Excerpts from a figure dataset
• • • • • • •
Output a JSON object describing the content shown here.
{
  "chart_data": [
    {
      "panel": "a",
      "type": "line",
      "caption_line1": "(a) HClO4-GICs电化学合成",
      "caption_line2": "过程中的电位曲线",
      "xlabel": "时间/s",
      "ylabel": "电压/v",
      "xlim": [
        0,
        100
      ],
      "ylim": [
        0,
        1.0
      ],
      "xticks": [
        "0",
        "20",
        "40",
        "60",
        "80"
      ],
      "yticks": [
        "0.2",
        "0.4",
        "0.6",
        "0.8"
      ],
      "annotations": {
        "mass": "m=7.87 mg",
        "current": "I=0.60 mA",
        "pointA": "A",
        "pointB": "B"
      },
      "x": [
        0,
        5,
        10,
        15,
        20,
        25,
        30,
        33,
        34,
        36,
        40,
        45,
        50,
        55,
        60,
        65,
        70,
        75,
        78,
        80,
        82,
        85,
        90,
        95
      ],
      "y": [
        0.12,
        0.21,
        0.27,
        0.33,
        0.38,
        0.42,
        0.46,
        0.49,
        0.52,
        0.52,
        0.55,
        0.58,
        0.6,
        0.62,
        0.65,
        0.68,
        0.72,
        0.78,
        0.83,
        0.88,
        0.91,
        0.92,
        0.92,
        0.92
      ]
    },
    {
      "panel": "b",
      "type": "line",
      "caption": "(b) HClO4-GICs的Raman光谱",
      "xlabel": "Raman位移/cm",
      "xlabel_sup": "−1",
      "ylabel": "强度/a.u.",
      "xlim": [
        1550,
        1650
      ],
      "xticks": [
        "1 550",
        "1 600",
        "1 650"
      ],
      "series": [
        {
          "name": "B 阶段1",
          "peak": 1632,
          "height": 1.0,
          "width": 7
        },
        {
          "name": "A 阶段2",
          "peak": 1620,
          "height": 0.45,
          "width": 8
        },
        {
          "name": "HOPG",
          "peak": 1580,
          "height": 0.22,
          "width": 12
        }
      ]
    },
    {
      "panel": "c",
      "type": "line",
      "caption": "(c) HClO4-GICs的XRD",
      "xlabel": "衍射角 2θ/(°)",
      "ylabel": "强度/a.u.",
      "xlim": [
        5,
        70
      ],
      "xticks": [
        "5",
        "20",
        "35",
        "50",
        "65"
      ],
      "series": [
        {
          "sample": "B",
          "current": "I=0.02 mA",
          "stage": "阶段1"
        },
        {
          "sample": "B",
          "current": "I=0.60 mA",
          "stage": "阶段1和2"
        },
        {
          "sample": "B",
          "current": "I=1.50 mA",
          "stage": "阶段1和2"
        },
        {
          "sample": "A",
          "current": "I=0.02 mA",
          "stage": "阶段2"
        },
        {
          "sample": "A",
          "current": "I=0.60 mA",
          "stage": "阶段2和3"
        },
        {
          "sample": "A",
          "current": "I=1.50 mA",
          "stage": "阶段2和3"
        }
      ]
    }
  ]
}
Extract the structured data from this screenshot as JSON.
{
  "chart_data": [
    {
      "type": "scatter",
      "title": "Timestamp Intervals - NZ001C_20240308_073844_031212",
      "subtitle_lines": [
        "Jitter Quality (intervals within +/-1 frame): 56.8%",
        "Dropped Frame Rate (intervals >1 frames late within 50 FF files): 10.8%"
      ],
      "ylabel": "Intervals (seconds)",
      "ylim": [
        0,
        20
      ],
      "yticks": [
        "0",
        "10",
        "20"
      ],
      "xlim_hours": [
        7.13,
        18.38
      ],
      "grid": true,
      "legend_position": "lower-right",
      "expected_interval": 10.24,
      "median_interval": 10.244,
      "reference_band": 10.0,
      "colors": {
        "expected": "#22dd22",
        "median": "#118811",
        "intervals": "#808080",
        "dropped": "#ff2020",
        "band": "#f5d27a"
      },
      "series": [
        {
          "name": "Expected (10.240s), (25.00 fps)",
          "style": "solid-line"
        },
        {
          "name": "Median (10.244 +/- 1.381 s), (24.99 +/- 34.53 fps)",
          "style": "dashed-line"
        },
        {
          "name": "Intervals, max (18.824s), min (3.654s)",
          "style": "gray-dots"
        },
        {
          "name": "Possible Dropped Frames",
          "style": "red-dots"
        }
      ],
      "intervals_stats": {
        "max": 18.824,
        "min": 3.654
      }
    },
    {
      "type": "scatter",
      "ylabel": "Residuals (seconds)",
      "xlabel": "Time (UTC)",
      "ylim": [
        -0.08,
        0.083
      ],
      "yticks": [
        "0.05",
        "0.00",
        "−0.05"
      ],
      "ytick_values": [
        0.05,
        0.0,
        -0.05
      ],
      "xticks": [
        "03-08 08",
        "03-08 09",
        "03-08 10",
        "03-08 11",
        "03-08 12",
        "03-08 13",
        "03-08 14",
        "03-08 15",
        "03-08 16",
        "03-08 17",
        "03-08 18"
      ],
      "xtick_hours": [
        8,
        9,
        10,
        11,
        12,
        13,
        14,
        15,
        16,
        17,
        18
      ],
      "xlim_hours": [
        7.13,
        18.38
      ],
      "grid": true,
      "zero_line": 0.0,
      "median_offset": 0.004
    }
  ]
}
• • • • • • •
▸ **Required work**: Copy out every line of the data above, exactly as given.

▸ **Response for this exercise**:
Output a JSON object describing the content shown here.
{
  "chart_data": [
    {
      "panel": "a",
      "type": "line",
      "caption_line1": "(a) HClO4-GICs电化学合成",
      "caption_line2": "过程中的电位曲线",
      "xlabel": "时间/s",
      "ylabel": "电压/v",
      "xlim": [
        0,
        100
      ],
      "ylim": [
        0,
        1.0
      ],
      "xticks": [
        "0",
        "20",
        "40",
        "60",
        "80"
      ],
      "yticks": [
        "0.2",
        "0.4",
        "0.6",
        "0.8"
      ],
      "annotations": {
        "mass": "m=7.87 mg",
        "current": "I=0.60 mA",
        "pointA": "A",
        "pointB": "B"
      },
      "x": [
        0,
        5,
        10,
        15,
        20,
        25,
        30,
        33,
        34,
        36,
        40,
        45,
        50,
        55,
        60,
        65,
        70,
        75,
        78,
        80,
        82,
        85,
        90,
        95
      ],
      "y": [
        0.12,
        0.21,
        0.27,
        0.33,
        0.38,
        0.42,
        0.46,
        0.49,
        0.52,
        0.52,
        0.55,
        0.58,
        0.6,
        0.62,
        0.65,
        0.68,
        0.72,
        0.78,
        0.83,
        0.88,
        0.91,
        0.92,
        0.92,
        0.92
      ]
    },
    {
      "panel": "b",
      "type": "line",
      "caption": "(b) HClO4-GICs的Raman光谱",
      "xlabel": "Raman位移/cm",
      "xlabel_sup": "−1",
      "ylabel": "强度/a.u.",
      "xlim": [
        1550,
        1650
      ],
      "xticks": [
        "1 550",
        "1 600",
        "1 650"
      ],
      "series": [
        {
          "name": "B 阶段1",
          "peak": 1632,
          "height": 1.0,
          "width": 7
        },
        {
          "name": "A 阶段2",
          "peak": 1620,
          "height": 0.45,
          "width": 8
        },
        {
          "name": "HOPG",
          "peak": 1580,
          "height": 0.22,
          "width": 12
        }
      ]
    },
    {
      "panel": "c",
      "type": "line",
      "caption": "(c) HClO4-GICs的XRD",
      "xlabel": "衍射角 2θ/(°)",
      "ylabel": "强度/a.u.",
      "xlim": [
        5,
        70
      ],
      "xticks": [
        "5",
        "20",
        "35",
        "50",
        "65"
      ],
      "series": [
        {
          "sample": "B",
          "current": "I=0.02 mA",
          "stage": "阶段1"
        },
        {
          "sample": "B",
          "current": "I=0.60 mA",
          "stage": "阶段1和2"
        },
        {
          "sample": "B",
          "current": "I=1.50 mA",
          "stage": "阶段1和2"
        },
        {
          "sample": "A",
          "current": "I=0.02 mA",
          "stage": "阶段2"
        },
        {
          "sample": "A",
          "current": "I=0.60 mA",
          "stage": "阶段2和3"
        },
        {
          "sample": "A",
          "current": "I=1.50 mA",
          "stage": "阶段2和3"
        }
      ]
    }
  ]
}
Extract the structured data from this screenshot as JSON.
{
  "chart_data": [
    {
      "type": "scatter",
      "title": "Timestamp Intervals - NZ001C_20240308_073844_031212",
      "subtitle_lines": [
        "Jitter Quality (intervals within +/-1 frame): 56.8%",
        "Dropped Frame Rate (intervals >1 frames late within 50 FF files): 10.8%"
      ],
      "ylabel": "Intervals (seconds)",
      "ylim": [
        0,
        20
      ],
      "yticks": [
        "0",
        "10",
        "20"
      ],
      "xlim_hours": [
        7.13,
        18.38
      ],
      "grid": true,
      "legend_position": "lower-right",
      "expected_interval": 10.24,
      "median_interval": 10.244,
      "reference_band": 10.0,
      "colors": {
        "expected": "#22dd22",
        "median": "#118811",
        "intervals": "#808080",
        "dropped": "#ff2020",
        "band": "#f5d27a"
      },
      "series": [
        {
          "name": "Expected (10.240s), (25.00 fps)",
          "style": "solid-line"
        },
        {
          "name": "Median (10.244 +/- 1.381 s), (24.99 +/- 34.53 fps)",
          "style": "dashed-line"
        },
        {
          "name": "Intervals, max (18.824s), min (3.654s)",
          "style": "gray-dots"
        },
        {
          "name": "Possible Dropped Frames",
          "style": "red-dots"
        }
      ],
      "intervals_stats": {
        "max": 18.824,
        "min": 3.654
      }
    },
    {
      "type": "scatter",
      "ylabel": "Residuals (seconds)",
      "xlabel": "Time (UTC)",
      "ylim": [
        -0.08,
        0.083
      ],
      "yticks": [
        "0.05",
        "0.00",
        "−0.05"
      ],
      "ytick_values": [
        0.05,
        0.0,
        -0.05
      ],
      "xticks": [
        "03-08 08",
        "03-08 09",
        "03-08 10",
        "03-08 11",
        "03-08 12",
        "03-08 13",
        "03-08 14",
        "03-08 15",
        "03-08 16",
        "03-08 17",
        "03-08 18"
      ],
      "xtick_hours": [
        8,
        9,
        10,
        11,
        12,
        13,
        14,
        15,
        16,
        17,
        18
      ],
      "xlim_hours": [
        7.13,
        18.38
      ],
      "grid": true,
      "zero_line": 0.0,
      "median_offset": 0.004
    }
  ]
}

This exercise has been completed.